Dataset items
☆ ☆ ☆ ☆

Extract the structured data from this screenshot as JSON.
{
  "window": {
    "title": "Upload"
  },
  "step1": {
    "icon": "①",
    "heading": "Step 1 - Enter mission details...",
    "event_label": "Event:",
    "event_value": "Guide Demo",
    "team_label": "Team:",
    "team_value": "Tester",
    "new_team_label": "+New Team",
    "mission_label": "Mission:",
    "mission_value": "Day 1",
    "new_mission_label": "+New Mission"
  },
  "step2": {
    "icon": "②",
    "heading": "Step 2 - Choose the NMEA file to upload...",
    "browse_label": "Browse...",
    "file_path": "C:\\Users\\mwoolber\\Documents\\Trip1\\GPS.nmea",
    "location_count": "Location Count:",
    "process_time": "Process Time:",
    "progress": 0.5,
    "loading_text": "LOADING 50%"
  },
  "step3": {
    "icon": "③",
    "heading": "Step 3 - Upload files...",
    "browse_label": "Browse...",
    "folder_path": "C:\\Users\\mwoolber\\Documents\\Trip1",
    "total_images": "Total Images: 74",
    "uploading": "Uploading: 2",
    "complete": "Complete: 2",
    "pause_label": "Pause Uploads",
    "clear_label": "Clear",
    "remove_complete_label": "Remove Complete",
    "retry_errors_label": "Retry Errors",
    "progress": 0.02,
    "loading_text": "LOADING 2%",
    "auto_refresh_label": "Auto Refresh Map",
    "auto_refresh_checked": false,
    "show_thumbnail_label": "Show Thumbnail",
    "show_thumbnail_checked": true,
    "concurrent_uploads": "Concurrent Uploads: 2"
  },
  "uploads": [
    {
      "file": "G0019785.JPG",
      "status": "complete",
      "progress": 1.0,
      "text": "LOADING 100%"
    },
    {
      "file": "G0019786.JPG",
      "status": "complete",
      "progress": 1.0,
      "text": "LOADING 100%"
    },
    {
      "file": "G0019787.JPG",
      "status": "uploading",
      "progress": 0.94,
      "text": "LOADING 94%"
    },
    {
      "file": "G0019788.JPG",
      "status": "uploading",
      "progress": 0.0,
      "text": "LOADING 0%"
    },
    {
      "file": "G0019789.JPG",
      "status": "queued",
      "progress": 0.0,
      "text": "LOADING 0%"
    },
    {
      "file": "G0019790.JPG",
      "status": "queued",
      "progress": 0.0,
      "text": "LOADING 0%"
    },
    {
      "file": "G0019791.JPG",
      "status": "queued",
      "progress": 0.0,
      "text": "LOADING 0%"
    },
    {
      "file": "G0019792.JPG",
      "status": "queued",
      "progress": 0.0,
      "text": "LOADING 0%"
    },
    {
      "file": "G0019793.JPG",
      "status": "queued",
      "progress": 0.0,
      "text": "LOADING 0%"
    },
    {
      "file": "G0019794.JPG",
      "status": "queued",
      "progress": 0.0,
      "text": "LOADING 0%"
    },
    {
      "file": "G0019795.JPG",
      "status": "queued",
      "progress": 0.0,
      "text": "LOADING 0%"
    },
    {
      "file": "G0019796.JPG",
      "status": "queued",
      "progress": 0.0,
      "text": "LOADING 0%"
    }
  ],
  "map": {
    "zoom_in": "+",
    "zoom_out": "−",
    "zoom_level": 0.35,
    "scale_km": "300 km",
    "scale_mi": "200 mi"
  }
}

☆ ☆ ☆ ☆

• _What the task requires_
All the data must be duplicated exactly, with nothing added or removed.

• _Full answer_
Extract the structured data from this screenshot as JSON.
{
  "window": {
    "title": "Upload"
  },
  "step1": {
    "icon": "①",
    "heading": "Step 1 - Enter mission details...",
    "event_label": "Event:",
    "event_value": "Guide Demo",
    "team_label": "Team:",
    "team_value": "Tester",
    "new_team_label": "+New Team",
    "mission_label": "Mission:",
    "mission_value": "Day 1",
    "new_mission_label": "+New Mission"
  },
  "step2": {
    "icon": "②",
    "heading": "Step 2 - Choose the NMEA file to upload...",
    "browse_label": "Browse...",
    "file_path": "C:\\Users\\mwoolber\\Documents\\Trip1\\GPS.nmea",
    "location_count": "Location Count:",
    "process_time": "Process Time:",
    "progress": 0.5,
    "loading_text": "LOADING 50%"
  },
  "step3": {
    "icon": "③",
    "heading": "Step 3 - Upload files...",
    "browse_label": "Browse...",
    "folder_path": "C:\\Users\\mwoolber\\Documents\\Trip1",
    "total_images": "Total Images: 74",
    "uploading": "Uploading: 2",
    "complete": "Complete: 2",
    "pause_label": "Pause Uploads",
    "clear_label": "Clear",
    "remove_complete_label": "Remove Complete",
    "retry_errors_label": "Retry Errors",
    "progress": 0.02,
    "loading_text": "LOADING 2%",
    "auto_refresh_label": "Auto Refresh Map",
    "auto_refresh_checked": false,
    "show_thumbnail_label": "Show Thumbnail",
    "show_thumbnail_checked": true,
    "concurrent_uploads": "Concurrent Uploads: 2"
  },
  "uploads": [
    {
      "file": "G0019785.JPG",
      "status": "complete",
      "progress": 1.0,
      "text": "LOADING 100%"
    },
    {
      "file": "G0019786.JPG",
      "status": "complete",
      "progress": 1.0,
      "text": "LOADING 100%"
    },
    {
      "file": "G0019787.JPG",
      "status": "uploading",
      "progress": 0.94,
      "text": "LOADING 94%"
    },
    {
      "file": "G0019788.JPG",
      "status": "uploading",
      "progress": 0.0,
      "text": "LOADING 0%"
    },
    {
      "file": "G0019789.JPG",
      "status": "queued",
      "progress": 0.0,
      "text": "LOADING 0%"
    },
    {
      "file": "G0019790.JPG",
      "status": "queued",
      "progress": 0.0,
      "text": "LOADING 0%"
    },
    {
      "file": "G0019791.JPG",
      "status": "queued",
      "progress": 0.0,
      "text": "LOADING 0%"
    },
    {
      "file": "G0019792.JPG",
      "status": "queued",
      "progress": 0.0,
      "text": "LOADING 0%"
    },
    {
      "file": "G0019793.JPG",
      "status": "queued",
      "progress": 0.0,
      "text": "LOADING 0%"
    },
    {
      "file": "G0019794.JPG",
      "status": "queued",
      "progress": 0.0,
      "text": "LOADING 0%"
    },
    {
      "file": "G0019795.JPG",
      "status": "queued",
      "progress": 0.0,
      "text": "LOADING 0%"
    },
    {
      "file": "G0019796.JPG",
      "status": "queued",
      "progress": 0.0,
      "text": "LOADING 0%"
    }
  ],
  "map": {
    "zoom_in": "+",
    "zoom_out": "−",
    "zoom_level": 0.35,
    "scale_km": "300 km",
    "scale_mi": "200 mi"
  }
}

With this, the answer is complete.